Below are some records; give them all again exactly, but not the pictures.

- _Stored data entries_
◆ ◆ ◆ ◆ ◆

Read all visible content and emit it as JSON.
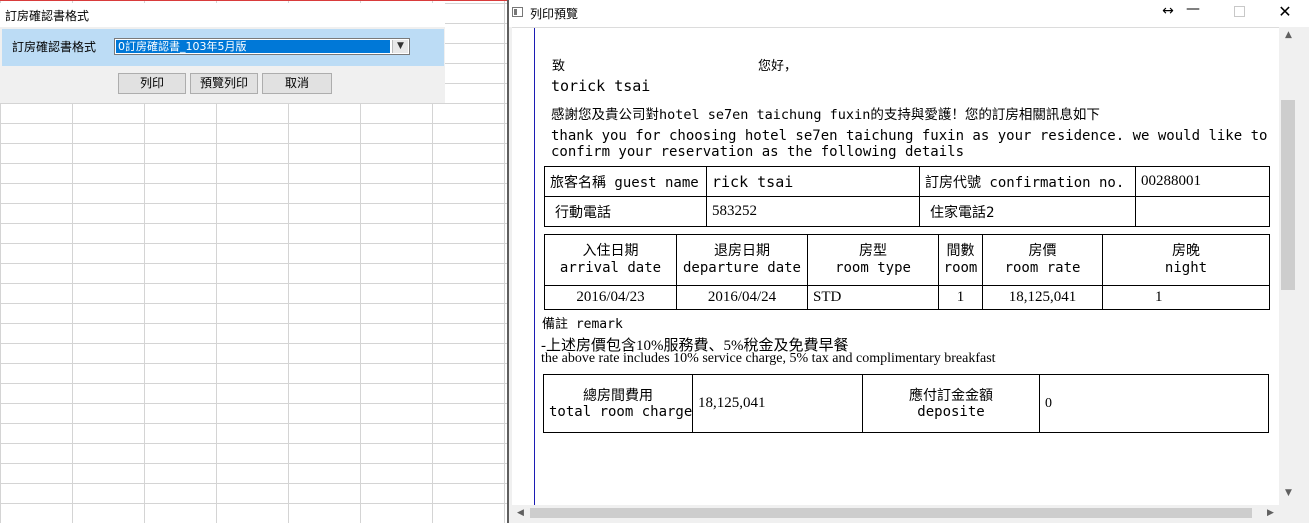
{
  "dialog": {
    "title": "訂房確認書格式",
    "format_label": "訂房確認書格式",
    "format_value": "0訂房確認書_103年5月版",
    "buttons": {
      "print": "列印",
      "preview": "預覽列印",
      "cancel": "取消"
    }
  },
  "preview_window": {
    "title": "列印預覽",
    "controls": {
      "resize": "↔",
      "minimize": "—",
      "close": "✕"
    }
  },
  "document": {
    "greeting_to": "致",
    "greeting_hello": "您好，",
    "recipient": "torick tsai",
    "thanks_zh": "感謝您及貴公司對hotel se7en taichung fuxin的支持與愛護！您的訂房相關訊息如下",
    "thanks_en_1": "thank you for choosing hotel se7en taichung fuxin as your residence. we would like to",
    "thanks_en_2": "confirm your reservation as the following details",
    "guest_table": {
      "guest_name_label": "旅客名稱 guest name",
      "guest_name": "rick tsai",
      "confirmation_label": "訂房代號 confirmation no.",
      "confirmation_no": "00288001",
      "mobile_label": "行動電話",
      "mobile": "583252",
      "home_phone_label": "住家電話2",
      "home_phone": ""
    },
    "stay_table": {
      "headers": [
        {
          "zh": "入住日期",
          "en": "arrival date"
        },
        {
          "zh": "退房日期",
          "en": "departure date"
        },
        {
          "zh": "房型",
          "en": "room type"
        },
        {
          "zh": "間數",
          "en": "room"
        },
        {
          "zh": "房價",
          "en": "room rate"
        },
        {
          "zh": "房晚",
          "en": "night"
        }
      ],
      "row": {
        "arrival": "2016/04/23",
        "departure": "2016/04/24",
        "room_type": "STD",
        "rooms": "1",
        "rate": "18,125,041",
        "nights": "1"
      }
    },
    "remark_label": "備註 remark",
    "remark_zh": "-上述房價包含10%服務費、5%稅金及免費早餐",
    "remark_en": "the above rate includes 10% service charge, 5% tax and complimentary breakfast",
    "total_table": {
      "total_label_zh": "總房間費用",
      "total_label_en": "total room charge",
      "total_value": "18,125,041",
      "deposit_label_zh": "應付訂金金額",
      "deposit_label_en": "deposite",
      "deposit_value": "0"
    }
  }
}
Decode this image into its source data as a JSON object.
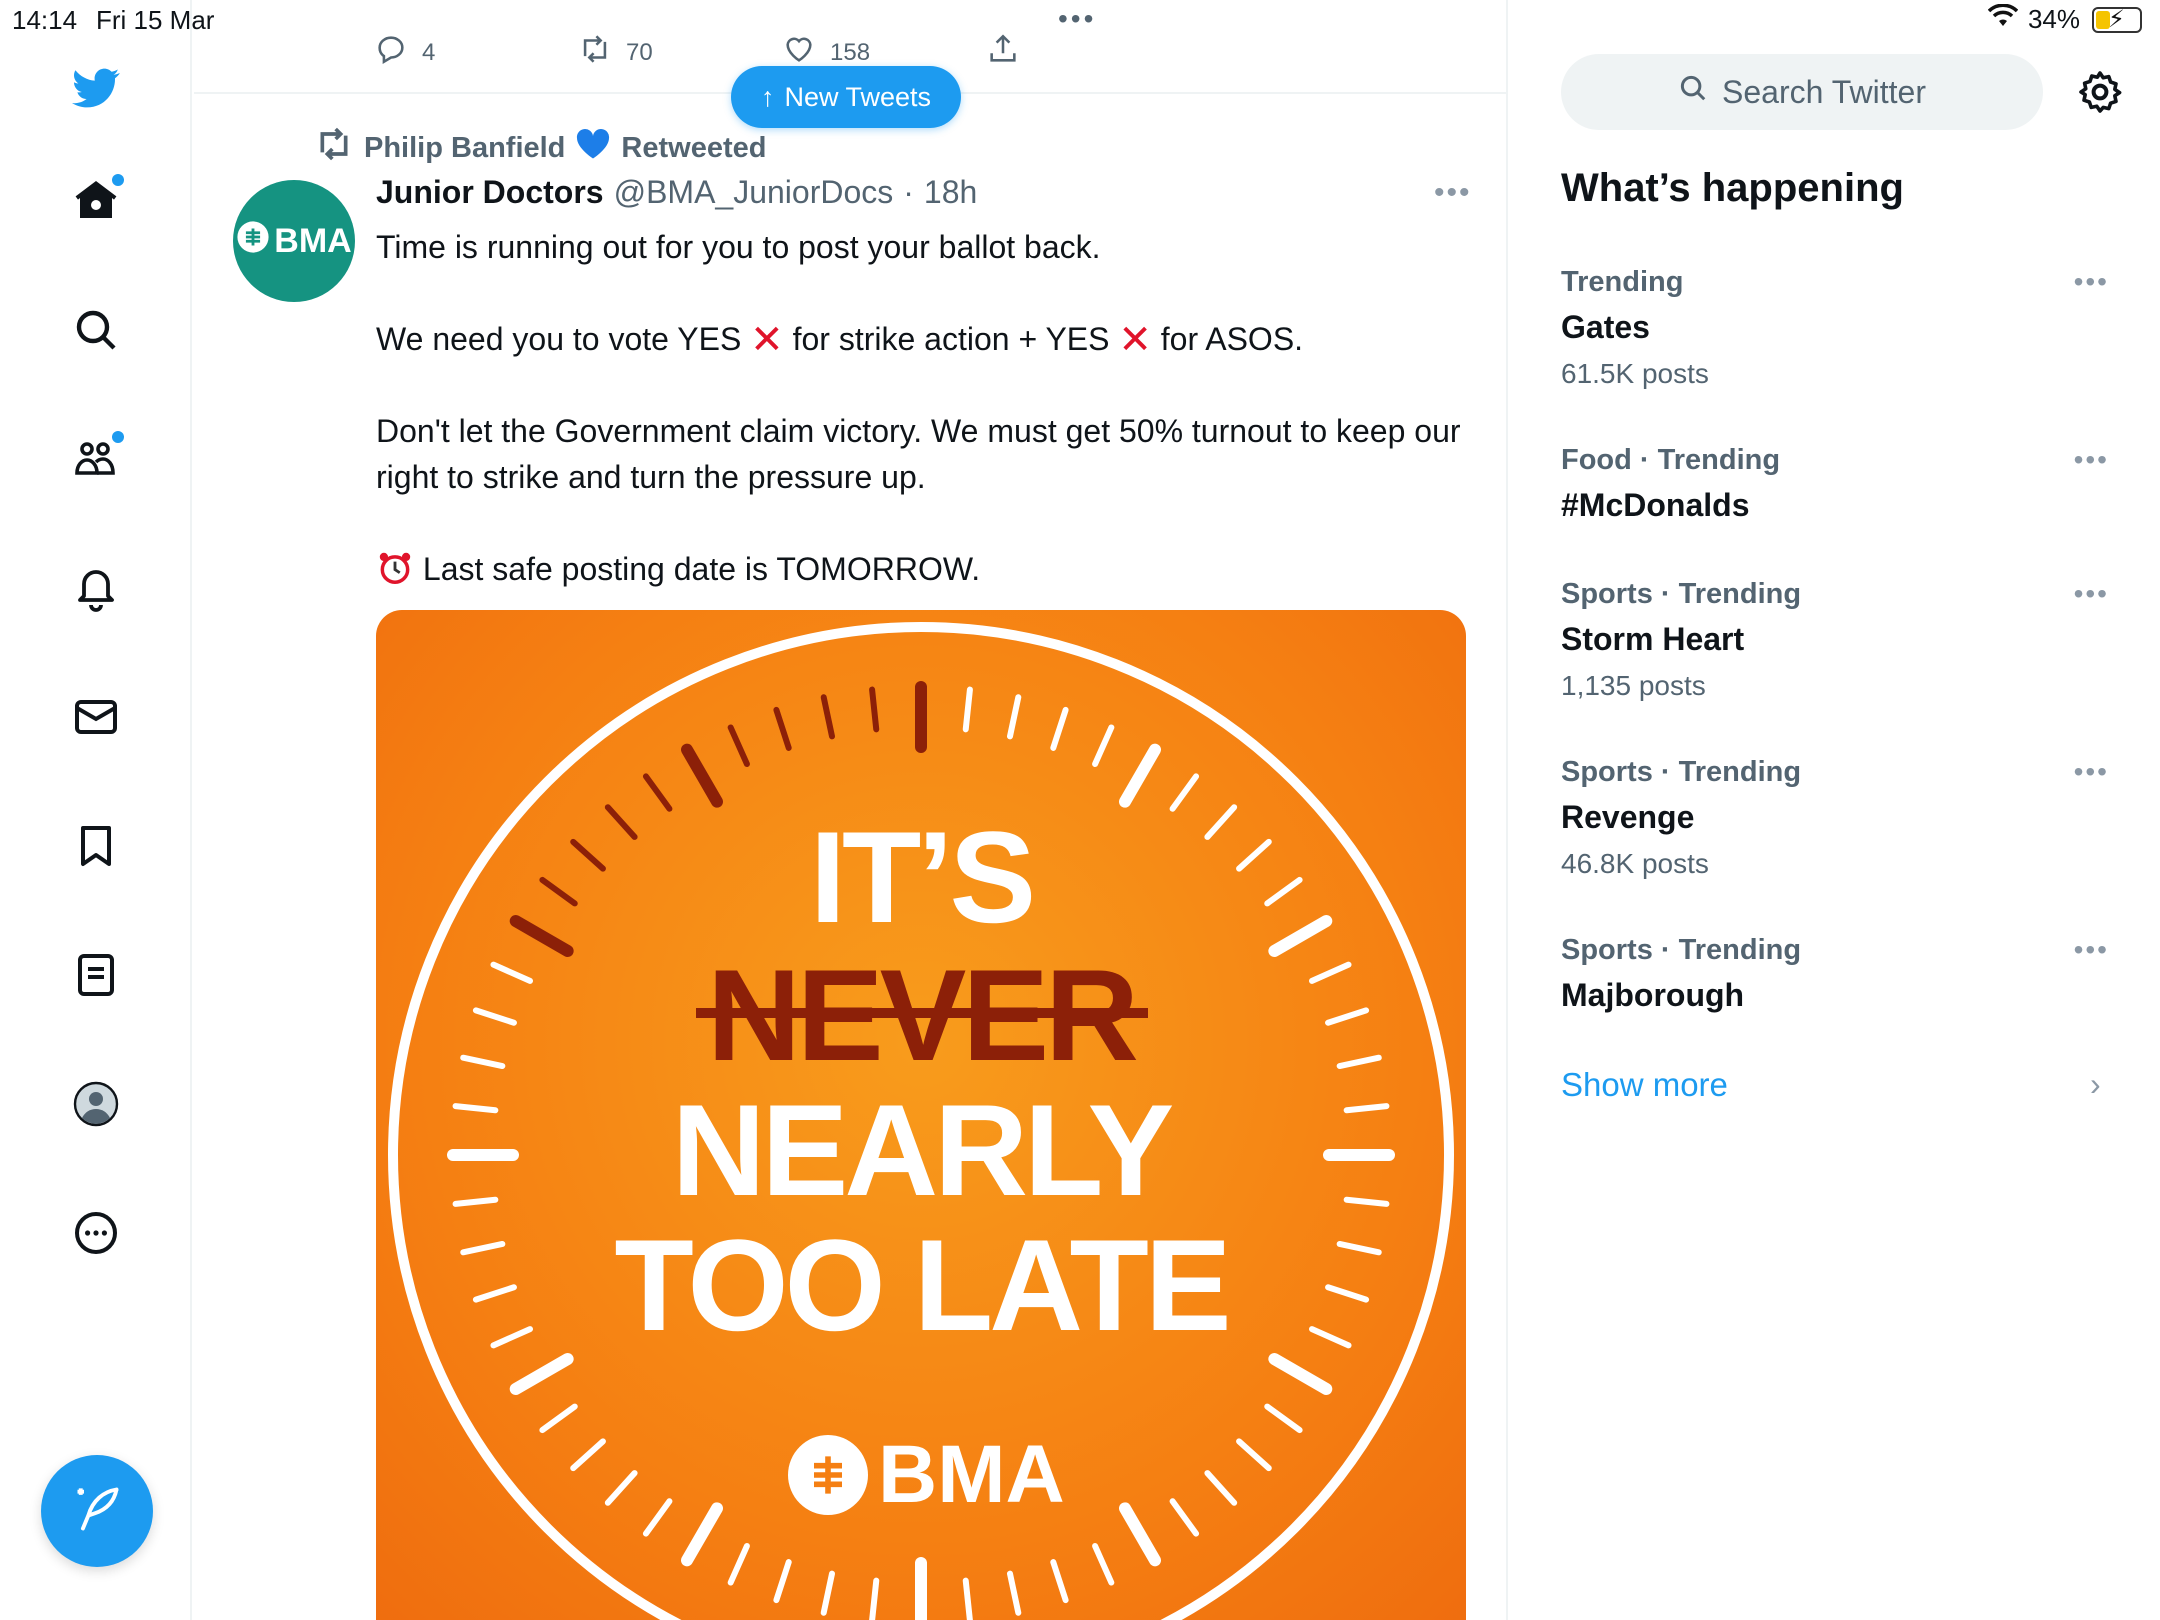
{
  "status_bar": {
    "time": "14:14",
    "date": "Fri 15 Mar",
    "battery": "34%",
    "battery_level": 0.34,
    "dots": "•••"
  },
  "prev_tweet_actions": {
    "replies": "4",
    "retweets": "70",
    "likes": "158"
  },
  "new_tweets_label": "New Tweets",
  "tweet": {
    "retweeter": "Philip Banfield",
    "retweeted_label": "Retweeted",
    "avatar_text": "BMA",
    "author_name": "Junior Doctors",
    "author_handle": "@BMA_JuniorDocs",
    "separator": "·",
    "time": "18h",
    "line1": "Time is running out for you to post your ballot back.",
    "line2a": "We need you to vote YES",
    "line2b": "for strike action + YES",
    "line2c": "for ASOS.",
    "line3": "Don't let the Government claim victory. We must get 50% turnout to keep our right to strike and turn the pressure up.",
    "line4": "Last safe posting date is TOMORROW.",
    "xmark": "❌",
    "alarm_icon": "⏰",
    "poster": {
      "line1": "IT’S",
      "line2": "NEVER",
      "line3": "NEARLY",
      "line4": "TOO LATE",
      "logo_text": "BMA",
      "colors": {
        "orange": "#f57f12",
        "dark_red": "#8c2008"
      }
    }
  },
  "search": {
    "placeholder": "Search Twitter"
  },
  "whats_happening": "What’s happening",
  "trends": [
    {
      "meta": "Trending",
      "name": "Gates",
      "count": "61.5K posts"
    },
    {
      "meta": "Food · Trending",
      "name": "#McDonalds",
      "count": ""
    },
    {
      "meta": "Sports · Trending",
      "name": "Storm Heart",
      "count": "1,135 posts"
    },
    {
      "meta": "Sports · Trending",
      "name": "Revenge",
      "count": "46.8K posts"
    },
    {
      "meta": "Sports · Trending",
      "name": "Majborough",
      "count": ""
    }
  ],
  "show_more": "Show more",
  "colors": {
    "accent": "#1d9bf0",
    "bma_teal": "#159381",
    "text": "#0f1419",
    "muted": "#536471"
  }
}
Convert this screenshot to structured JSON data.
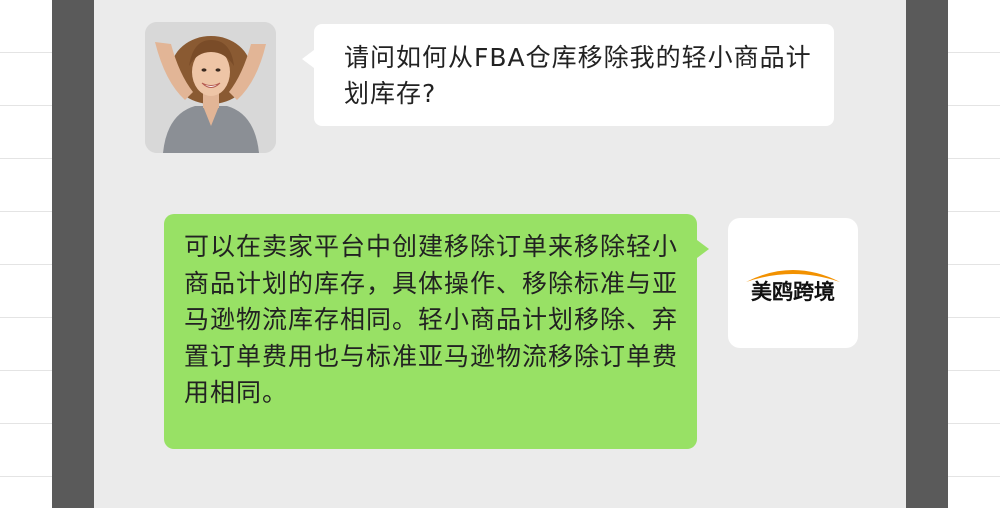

◆ ◆ ◆ ◆ ◆

- _Final result_
Read all visible content and emit it as JSON.
{
  "dialog": {
    "title": "訂房確認書格式",
    "format_label": "訂房確認書格式",
    "format_value": "0訂房確認書_103年5月版",
    "buttons": {
      "print": "列印",
      "preview": "預覽列印",
      "cancel": "取消"
    }
  },
  "preview_window": {
    "title": "列印預覽",
    "controls": {
      "resize": "↔",
      "minimize": "—",
      "close": "✕"
    }
  },
  "document": {
    "greeting_to": "致",
    "greeting_hello": "您好，",
    "recipient": "torick tsai",
    "thanks_zh": "感謝您及貴公司對hotel se7en taichung fuxin的支持與愛護！您的訂房相關訊息如下",
    "thanks_en_1": "thank you for choosing hotel se7en taichung fuxin as your residence. we would like to",
    "thanks_en_2": "confirm your reservation as the following details",
    "guest_table": {
      "guest_name_label": "旅客名稱 guest name",
      "guest_name": "rick tsai",
      "confirmation_label": "訂房代號 confirmation no.",
      "confirmation_no": "00288001",
      "mobile_label": "行動電話",
      "mobile": "583252",
      "home_phone_label": "住家電話2",
      "home_phone": ""
    },
    "stay_table": {
      "headers": [
        {
          "zh": "入住日期",
          "en": "arrival date"
        },
        {
          "zh": "退房日期",
          "en": "departure date"
        },
        {
          "zh": "房型",
          "en": "room type"
        },
        {
          "zh": "間數",
          "en": "room"
        },
        {
          "zh": "房價",
          "en": "room rate"
        },
        {
          "zh": "房晚",
          "en": "night"
        }
      ],
      "row": {
        "arrival": "2016/04/23",
        "departure": "2016/04/24",
        "room_type": "STD",
        "rooms": "1",
        "rate": "18,125,041",
        "nights": "1"
      }
    },
    "remark_label": "備註 remark",
    "remark_zh": "-上述房價包含10%服務費、5%稅金及免費早餐",
    "remark_en": "the above rate includes 10% service charge, 5% tax and complimentary breakfast",
    "total_table": {
      "total_label_zh": "總房間費用",
      "total_label_en": "total room charge",
      "total_value": "18,125,041",
      "deposit_label_zh": "應付訂金金額",
      "deposit_label_en": "deposite",
      "deposit_value": "0"
    }
  }
}
Decode this image into its source data as a JSON object.
{
  "status_bar": {
    "time": "14:14",
    "date": "Fri 15 Mar",
    "battery": "34%",
    "battery_level": 0.34,
    "dots": "•••"
  },
  "prev_tweet_actions": {
    "replies": "4",
    "retweets": "70",
    "likes": "158"
  },
  "new_tweets_label": "New Tweets",
  "tweet": {
    "retweeter": "Philip Banfield",
    "retweeted_label": "Retweeted",
    "avatar_text": "BMA",
    "author_name": "Junior Doctors",
    "author_handle": "@BMA_JuniorDocs",
    "separator": "·",
    "time": "18h",
    "line1": "Time is running out for you to post your ballot back.",
    "line2a": "We need you to vote YES",
    "line2b": "for strike action + YES",
    "line2c": "for ASOS.",
    "line3": "Don't let the Government claim victory. We must get 50% turnout to keep our right to strike and turn the pressure up.",
    "line4": "Last safe posting date is TOMORROW.",
    "xmark": "❌",
    "alarm_icon": "⏰",
    "poster": {
      "line1": "IT’S",
      "line2": "NEVER",
      "line3": "NEARLY",
      "line4": "TOO LATE",
      "logo_text": "BMA",
      "colors": {
        "orange": "#f57f12",
        "dark_red": "#8c2008"
      }
    }
  },
  "search": {
    "placeholder": "Search Twitter"
  },
  "whats_happening": "What’s happening",
  "trends": [
    {
      "meta": "Trending",
      "name": "Gates",
      "count": "61.5K posts"
    },
    {
      "meta": "Food · Trending",
      "name": "#McDonalds",
      "count": ""
    },
    {
      "meta": "Sports · Trending",
      "name": "Storm Heart",
      "count": "1,135 posts"
    },
    {
      "meta": "Sports · Trending",
      "name": "Revenge",
      "count": "46.8K posts"
    },
    {
      "meta": "Sports · Trending",
      "name": "Majborough",
      "count": ""
    }
  ],
  "show_more": "Show more",
  "colors": {
    "accent": "#1d9bf0",
    "bma_teal": "#159381",
    "text": "#0f1419",
    "muted": "#536471"
  }
}
Convert this screenshot to structured JSON data.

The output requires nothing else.